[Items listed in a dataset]
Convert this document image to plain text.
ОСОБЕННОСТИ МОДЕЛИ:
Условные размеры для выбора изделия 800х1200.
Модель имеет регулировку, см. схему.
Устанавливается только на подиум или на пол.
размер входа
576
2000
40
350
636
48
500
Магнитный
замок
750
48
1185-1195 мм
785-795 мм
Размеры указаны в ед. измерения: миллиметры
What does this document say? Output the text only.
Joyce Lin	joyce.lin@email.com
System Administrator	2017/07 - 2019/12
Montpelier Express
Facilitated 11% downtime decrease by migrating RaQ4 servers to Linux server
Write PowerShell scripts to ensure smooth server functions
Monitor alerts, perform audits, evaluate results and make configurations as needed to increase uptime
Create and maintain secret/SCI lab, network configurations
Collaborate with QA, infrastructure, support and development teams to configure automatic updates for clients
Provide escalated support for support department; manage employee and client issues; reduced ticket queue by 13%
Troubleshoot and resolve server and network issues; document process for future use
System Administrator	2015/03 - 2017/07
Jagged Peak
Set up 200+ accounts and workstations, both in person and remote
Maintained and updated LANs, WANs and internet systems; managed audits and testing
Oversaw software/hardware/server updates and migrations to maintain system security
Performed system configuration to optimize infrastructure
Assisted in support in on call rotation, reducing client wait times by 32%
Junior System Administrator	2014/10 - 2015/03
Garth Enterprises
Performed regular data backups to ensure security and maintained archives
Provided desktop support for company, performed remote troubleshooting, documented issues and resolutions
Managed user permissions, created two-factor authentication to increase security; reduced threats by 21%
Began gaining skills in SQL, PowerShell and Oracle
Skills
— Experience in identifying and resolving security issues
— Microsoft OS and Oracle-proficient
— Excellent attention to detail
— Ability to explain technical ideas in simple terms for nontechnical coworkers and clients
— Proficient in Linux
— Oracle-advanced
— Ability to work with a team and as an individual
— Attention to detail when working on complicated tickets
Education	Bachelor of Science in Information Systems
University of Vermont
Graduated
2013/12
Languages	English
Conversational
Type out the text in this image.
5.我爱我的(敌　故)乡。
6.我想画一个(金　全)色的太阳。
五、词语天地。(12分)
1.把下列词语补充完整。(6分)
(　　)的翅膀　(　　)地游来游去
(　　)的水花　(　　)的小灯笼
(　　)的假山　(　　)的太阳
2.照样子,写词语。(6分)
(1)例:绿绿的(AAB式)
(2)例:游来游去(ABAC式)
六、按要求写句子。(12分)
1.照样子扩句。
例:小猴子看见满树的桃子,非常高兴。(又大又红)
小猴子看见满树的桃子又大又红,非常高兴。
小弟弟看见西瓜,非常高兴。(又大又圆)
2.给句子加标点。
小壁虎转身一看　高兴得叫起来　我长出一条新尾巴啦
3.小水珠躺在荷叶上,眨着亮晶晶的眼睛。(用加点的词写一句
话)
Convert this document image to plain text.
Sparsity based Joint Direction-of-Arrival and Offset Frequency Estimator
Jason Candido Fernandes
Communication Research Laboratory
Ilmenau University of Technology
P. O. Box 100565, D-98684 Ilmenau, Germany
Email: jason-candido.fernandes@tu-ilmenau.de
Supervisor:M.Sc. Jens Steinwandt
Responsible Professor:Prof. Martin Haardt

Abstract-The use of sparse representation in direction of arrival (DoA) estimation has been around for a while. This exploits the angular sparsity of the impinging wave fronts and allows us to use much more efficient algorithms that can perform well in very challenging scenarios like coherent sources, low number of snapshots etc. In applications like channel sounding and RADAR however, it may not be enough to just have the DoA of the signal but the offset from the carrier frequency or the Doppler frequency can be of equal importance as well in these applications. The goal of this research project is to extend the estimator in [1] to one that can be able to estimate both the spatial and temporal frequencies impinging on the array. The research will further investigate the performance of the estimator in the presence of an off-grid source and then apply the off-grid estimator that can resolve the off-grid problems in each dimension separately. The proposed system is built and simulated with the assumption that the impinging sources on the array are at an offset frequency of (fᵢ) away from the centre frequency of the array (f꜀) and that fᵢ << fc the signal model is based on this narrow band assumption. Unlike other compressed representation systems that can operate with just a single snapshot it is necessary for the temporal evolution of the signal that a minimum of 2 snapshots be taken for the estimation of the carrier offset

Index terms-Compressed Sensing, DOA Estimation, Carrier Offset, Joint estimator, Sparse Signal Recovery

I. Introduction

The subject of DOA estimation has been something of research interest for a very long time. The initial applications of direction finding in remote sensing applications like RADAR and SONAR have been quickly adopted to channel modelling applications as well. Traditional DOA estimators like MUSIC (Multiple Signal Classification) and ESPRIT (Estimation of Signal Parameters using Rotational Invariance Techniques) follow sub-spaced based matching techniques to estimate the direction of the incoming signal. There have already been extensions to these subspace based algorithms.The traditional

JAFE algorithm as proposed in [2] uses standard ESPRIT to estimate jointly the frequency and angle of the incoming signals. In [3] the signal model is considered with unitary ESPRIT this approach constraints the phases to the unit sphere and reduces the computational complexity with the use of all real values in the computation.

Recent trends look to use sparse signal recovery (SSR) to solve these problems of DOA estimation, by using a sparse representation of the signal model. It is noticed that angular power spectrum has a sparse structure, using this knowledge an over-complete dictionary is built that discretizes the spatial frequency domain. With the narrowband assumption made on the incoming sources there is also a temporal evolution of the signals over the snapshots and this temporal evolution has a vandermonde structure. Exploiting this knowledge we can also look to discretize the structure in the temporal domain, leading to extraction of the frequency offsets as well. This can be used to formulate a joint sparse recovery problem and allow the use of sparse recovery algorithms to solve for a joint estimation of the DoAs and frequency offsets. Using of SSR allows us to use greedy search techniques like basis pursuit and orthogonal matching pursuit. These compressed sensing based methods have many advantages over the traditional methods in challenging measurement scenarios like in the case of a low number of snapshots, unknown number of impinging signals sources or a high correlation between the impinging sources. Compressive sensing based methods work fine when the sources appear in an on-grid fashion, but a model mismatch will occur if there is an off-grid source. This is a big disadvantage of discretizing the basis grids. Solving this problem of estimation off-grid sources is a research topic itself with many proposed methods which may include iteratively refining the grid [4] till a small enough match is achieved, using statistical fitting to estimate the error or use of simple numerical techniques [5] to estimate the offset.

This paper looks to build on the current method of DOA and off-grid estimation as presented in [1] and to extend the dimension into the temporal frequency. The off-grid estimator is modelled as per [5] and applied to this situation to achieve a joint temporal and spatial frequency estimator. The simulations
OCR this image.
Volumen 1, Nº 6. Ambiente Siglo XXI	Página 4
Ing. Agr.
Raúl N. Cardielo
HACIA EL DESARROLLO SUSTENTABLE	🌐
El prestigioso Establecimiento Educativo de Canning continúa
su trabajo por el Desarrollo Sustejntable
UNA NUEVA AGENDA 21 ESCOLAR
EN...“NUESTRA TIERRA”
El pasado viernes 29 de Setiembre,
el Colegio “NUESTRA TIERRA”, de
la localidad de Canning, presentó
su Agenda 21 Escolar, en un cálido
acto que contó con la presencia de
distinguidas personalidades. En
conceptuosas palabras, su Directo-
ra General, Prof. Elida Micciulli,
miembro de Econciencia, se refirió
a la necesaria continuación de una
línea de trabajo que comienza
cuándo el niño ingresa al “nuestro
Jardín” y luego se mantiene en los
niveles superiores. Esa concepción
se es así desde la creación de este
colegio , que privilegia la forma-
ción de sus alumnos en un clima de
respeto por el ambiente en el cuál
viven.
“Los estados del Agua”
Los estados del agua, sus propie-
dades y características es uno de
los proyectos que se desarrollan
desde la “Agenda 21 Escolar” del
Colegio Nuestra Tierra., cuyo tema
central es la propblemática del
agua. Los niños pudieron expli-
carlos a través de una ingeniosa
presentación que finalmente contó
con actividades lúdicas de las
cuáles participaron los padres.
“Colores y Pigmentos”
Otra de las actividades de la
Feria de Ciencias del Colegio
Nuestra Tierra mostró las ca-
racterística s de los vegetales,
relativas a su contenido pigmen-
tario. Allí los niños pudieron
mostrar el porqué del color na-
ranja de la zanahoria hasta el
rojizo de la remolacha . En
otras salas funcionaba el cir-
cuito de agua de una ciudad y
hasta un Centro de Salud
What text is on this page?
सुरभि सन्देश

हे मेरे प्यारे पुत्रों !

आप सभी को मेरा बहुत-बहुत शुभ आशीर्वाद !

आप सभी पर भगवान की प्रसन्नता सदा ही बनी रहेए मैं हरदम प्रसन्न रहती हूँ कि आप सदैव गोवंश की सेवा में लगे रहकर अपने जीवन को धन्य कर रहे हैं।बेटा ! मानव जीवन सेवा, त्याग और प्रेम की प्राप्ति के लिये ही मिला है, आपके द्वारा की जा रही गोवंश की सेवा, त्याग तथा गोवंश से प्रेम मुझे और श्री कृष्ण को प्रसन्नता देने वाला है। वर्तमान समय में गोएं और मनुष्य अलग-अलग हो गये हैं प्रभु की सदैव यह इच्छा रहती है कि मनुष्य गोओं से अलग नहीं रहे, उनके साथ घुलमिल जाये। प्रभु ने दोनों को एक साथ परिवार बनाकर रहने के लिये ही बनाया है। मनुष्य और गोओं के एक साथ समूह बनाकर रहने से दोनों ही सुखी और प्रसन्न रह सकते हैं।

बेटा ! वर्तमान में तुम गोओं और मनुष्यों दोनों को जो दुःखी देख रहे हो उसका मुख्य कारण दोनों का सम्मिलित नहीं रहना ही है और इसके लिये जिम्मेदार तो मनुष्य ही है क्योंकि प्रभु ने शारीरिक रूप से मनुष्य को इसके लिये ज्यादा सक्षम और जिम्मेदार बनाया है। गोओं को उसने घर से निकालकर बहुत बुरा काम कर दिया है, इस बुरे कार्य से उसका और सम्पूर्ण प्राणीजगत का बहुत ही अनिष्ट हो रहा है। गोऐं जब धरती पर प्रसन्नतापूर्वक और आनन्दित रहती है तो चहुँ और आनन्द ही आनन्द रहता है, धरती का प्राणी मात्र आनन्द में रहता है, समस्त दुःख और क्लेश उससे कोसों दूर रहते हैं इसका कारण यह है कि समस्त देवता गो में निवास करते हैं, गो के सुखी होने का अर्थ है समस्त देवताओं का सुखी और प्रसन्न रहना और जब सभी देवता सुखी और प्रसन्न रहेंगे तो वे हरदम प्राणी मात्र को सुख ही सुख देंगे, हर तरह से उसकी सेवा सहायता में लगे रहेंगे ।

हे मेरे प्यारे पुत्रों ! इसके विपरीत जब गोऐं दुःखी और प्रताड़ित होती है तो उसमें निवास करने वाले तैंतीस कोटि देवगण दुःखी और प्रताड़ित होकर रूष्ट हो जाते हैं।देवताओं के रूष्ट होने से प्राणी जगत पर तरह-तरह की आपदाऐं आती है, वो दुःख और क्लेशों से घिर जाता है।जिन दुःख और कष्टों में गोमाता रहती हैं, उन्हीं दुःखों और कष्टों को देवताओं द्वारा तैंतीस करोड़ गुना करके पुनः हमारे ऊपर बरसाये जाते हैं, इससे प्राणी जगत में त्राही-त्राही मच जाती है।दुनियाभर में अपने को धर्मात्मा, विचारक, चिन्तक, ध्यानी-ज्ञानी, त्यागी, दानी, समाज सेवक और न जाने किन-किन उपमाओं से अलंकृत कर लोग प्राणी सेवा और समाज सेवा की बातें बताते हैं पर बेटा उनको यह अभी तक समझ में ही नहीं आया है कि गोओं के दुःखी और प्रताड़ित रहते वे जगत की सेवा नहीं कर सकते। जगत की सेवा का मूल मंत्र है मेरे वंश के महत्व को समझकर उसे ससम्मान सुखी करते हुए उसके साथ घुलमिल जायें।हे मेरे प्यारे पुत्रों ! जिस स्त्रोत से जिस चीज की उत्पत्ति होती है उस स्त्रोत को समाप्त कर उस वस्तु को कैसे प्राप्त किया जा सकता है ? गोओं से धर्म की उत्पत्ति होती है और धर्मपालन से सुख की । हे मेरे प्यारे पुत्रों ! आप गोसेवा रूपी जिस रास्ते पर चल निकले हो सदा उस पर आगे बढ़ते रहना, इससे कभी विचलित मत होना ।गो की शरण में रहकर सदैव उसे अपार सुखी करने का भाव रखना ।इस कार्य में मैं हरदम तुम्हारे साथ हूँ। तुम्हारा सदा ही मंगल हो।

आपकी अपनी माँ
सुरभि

### [THE REQUEST]
Determine the number of lines in the records that include the string "terms", and respond with that number only.

### [EXERCISE ANSWER]
2